§ Goal of the exercise
Find all the lines with "download" and gather them.

(Lines of data)
--------------------------------
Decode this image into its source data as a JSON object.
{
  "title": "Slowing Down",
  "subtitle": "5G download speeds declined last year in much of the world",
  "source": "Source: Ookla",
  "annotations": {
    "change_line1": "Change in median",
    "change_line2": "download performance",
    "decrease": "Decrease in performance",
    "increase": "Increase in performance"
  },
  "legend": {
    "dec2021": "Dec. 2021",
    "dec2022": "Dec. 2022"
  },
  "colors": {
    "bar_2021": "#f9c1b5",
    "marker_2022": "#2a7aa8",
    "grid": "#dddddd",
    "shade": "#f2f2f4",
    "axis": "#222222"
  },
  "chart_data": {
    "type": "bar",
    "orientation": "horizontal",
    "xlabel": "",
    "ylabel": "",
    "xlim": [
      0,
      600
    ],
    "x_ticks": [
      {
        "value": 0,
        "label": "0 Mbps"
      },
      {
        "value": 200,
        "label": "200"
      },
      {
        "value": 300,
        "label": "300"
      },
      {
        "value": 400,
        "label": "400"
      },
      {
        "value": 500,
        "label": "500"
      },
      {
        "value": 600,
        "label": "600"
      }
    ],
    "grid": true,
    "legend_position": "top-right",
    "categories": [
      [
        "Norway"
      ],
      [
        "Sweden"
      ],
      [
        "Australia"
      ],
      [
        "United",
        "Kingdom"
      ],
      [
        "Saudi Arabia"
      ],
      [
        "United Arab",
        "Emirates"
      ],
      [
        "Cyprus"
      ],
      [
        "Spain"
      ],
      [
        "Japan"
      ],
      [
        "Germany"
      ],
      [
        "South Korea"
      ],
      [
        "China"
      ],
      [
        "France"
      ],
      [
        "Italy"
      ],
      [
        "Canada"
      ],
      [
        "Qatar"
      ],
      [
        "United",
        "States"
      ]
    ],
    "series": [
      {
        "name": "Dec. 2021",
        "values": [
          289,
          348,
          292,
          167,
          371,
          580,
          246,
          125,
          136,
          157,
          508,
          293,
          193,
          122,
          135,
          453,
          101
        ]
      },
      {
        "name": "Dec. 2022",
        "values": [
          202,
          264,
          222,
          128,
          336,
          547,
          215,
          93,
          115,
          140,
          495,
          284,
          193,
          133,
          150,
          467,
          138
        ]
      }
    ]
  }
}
--------------------------------
§ Task response
  "subtitle": "5G download speeds declined last year in much of the world",
    "change_line2": "download performance",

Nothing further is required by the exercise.